• _Task instructions_:
Each line that holds the word "heading" counts once; report the total and nothing else.

== Given information ==

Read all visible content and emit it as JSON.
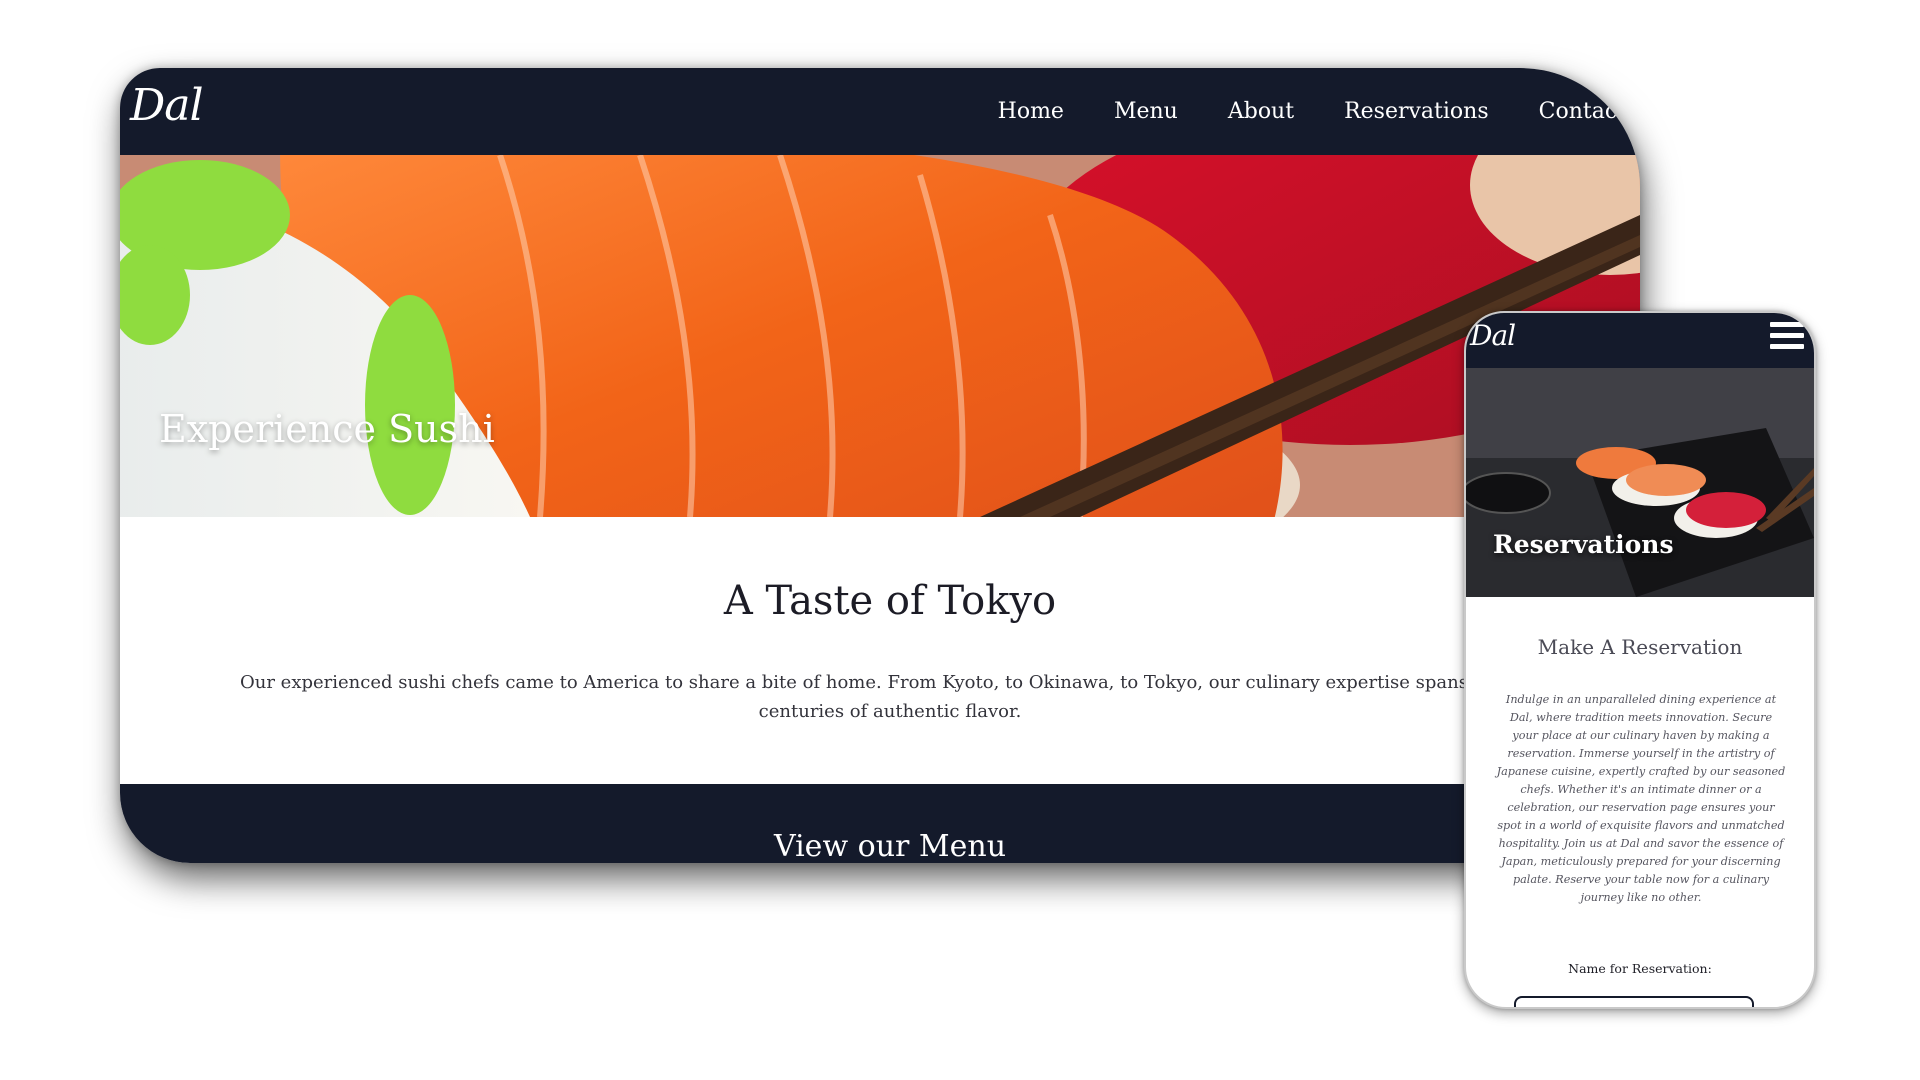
{
  "colors": {
    "nav_bg": "#141a2b",
    "text_dark": "#1c1c26",
    "text_light": "#ffffff"
  },
  "desktop": {
    "logo": "Dal",
    "nav": [
      "Home",
      "Menu",
      "About",
      "Reservations",
      "Contact"
    ],
    "hero_title": "Experience Sushi",
    "heading": "A Taste of Tokyo",
    "para_line1": "Our experienced sushi chefs came to America to share a bite of home. From Kyoto, to Okinawa, to Tokyo, our culinary expertise spans generations of tradit",
    "para_line2": "centuries of authentic flavor.",
    "footer_title": "View our Menu"
  },
  "phone": {
    "logo": "Dal",
    "menu_icon": "hamburger-menu-icon",
    "hero_title": "Reservations",
    "heading": "Make A Reservation",
    "para": "Indulge in an unparalleled dining experience at Dal, where tradition meets innovation. Secure your place at our culinary haven by making a reservation. Immerse yourself in the artistry of Japanese cuisine, expertly crafted by our seasoned chefs. Whether it's an intimate dinner or a celebration, our reservation page ensures your spot in a world of exquisite flavors and unmatched hospitality. Join us at Dal and savor the essence of Japan, meticulously prepared for your discerning palate. Reserve your table now for a culinary journey like no other.",
    "name_label": "Name for Reservation:"
  }
}
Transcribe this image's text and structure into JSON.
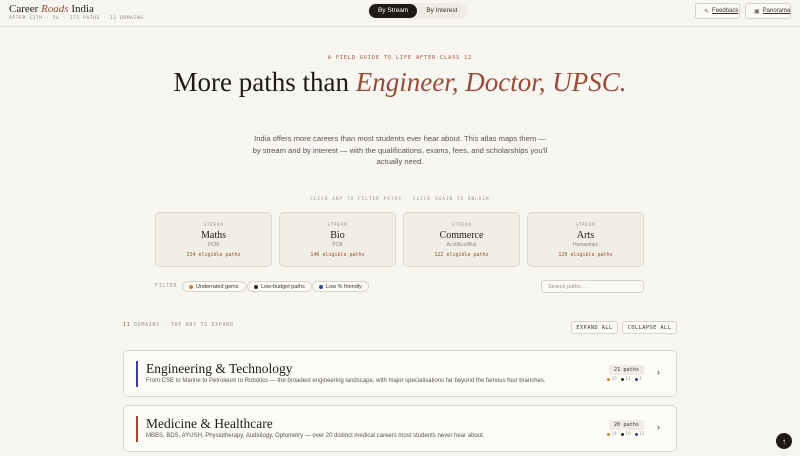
{
  "header": {
    "brand_pre": "Career",
    "brand_accent": "Roads",
    "brand_post": "India",
    "subtitle": "AFTER 12TH · 5k · 175 PATHS · 11 DOMAINS",
    "toggle": [
      {
        "label": "By Stream",
        "active": true
      },
      {
        "label": "By Interest",
        "active": false
      }
    ],
    "feedback_label": "Feedback",
    "panorama_label": "Panorama"
  },
  "hero": {
    "eyebrow": "A FIELD GUIDE TO LIFE AFTER CLASS 12",
    "headline_pre": "More paths than",
    "headline_accent": "Engineer, Doctor, UPSC.",
    "lede": "India offers more careers than most students ever hear about. This atlas maps them — by stream and by interest — with the qualifications, exams, fees, and scholarships you'll actually need."
  },
  "streams_hint": "CLICK ANY TO FILTER PATHS · CLICK AGAIN TO UNLOCK",
  "streams": [
    {
      "tag": "STREAM",
      "name": "Maths",
      "sub": "PCM",
      "count": "154 eligible paths"
    },
    {
      "tag": "STREAM",
      "name": "Bio",
      "sub": "PCB",
      "count": "146 eligible paths"
    },
    {
      "tag": "STREAM",
      "name": "Commerce",
      "sub": "Acct/Eco/Bus",
      "count": "122 eligible paths"
    },
    {
      "tag": "STREAM",
      "name": "Arts",
      "sub": "Humanities",
      "count": "120 eligible paths"
    }
  ],
  "filter": {
    "label": "FILTER",
    "chips": [
      {
        "label": "Underrated gems",
        "color": "#c8862f"
      },
      {
        "label": "Low-budget paths",
        "color": "#2f2b24"
      },
      {
        "label": "Low % friendly",
        "color": "#3b3f8c"
      }
    ],
    "search_placeholder": "Search paths..."
  },
  "domains_header": {
    "count": "11",
    "label": "DOMAINS · TAP ANY TO EXPAND",
    "expand_all": "EXPAND ALL",
    "collapse_all": "COLLAPSE ALL"
  },
  "domains": [
    {
      "title": "Engineering & Technology",
      "desc": "From CSE to Marine to Petroleum to Robotics — the broadest engineering landscape, with major specialisations far beyond the famous four branches.",
      "paths": "21 paths",
      "bar_color": "#3b3f8c",
      "legend": [
        {
          "value": "15",
          "color": "#c8862f"
        },
        {
          "value": "13",
          "color": "#2f2b24"
        },
        {
          "value": "4",
          "color": "#3b3f8c"
        }
      ]
    },
    {
      "title": "Medicine & Healthcare",
      "desc": "MBBS, BDS, AYUSH, Physiotherapy, Audiology, Optometry — over 20 distinct medical careers most students never hear about.",
      "paths": "20 paths",
      "bar_color": "#9a4a38",
      "legend": [
        {
          "value": "14",
          "color": "#c8862f"
        },
        {
          "value": "19",
          "color": "#2f2b24"
        },
        {
          "value": "12",
          "color": "#3b3f8c"
        }
      ]
    }
  ],
  "scroll_top_icon": "arrow-up-icon"
}
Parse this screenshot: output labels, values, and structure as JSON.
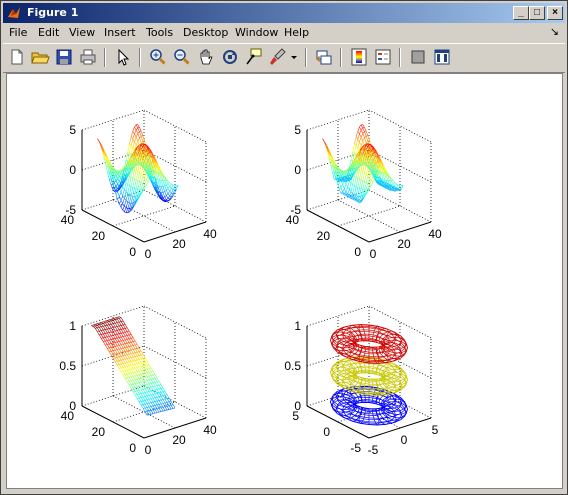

===

• _Problem solution_:
2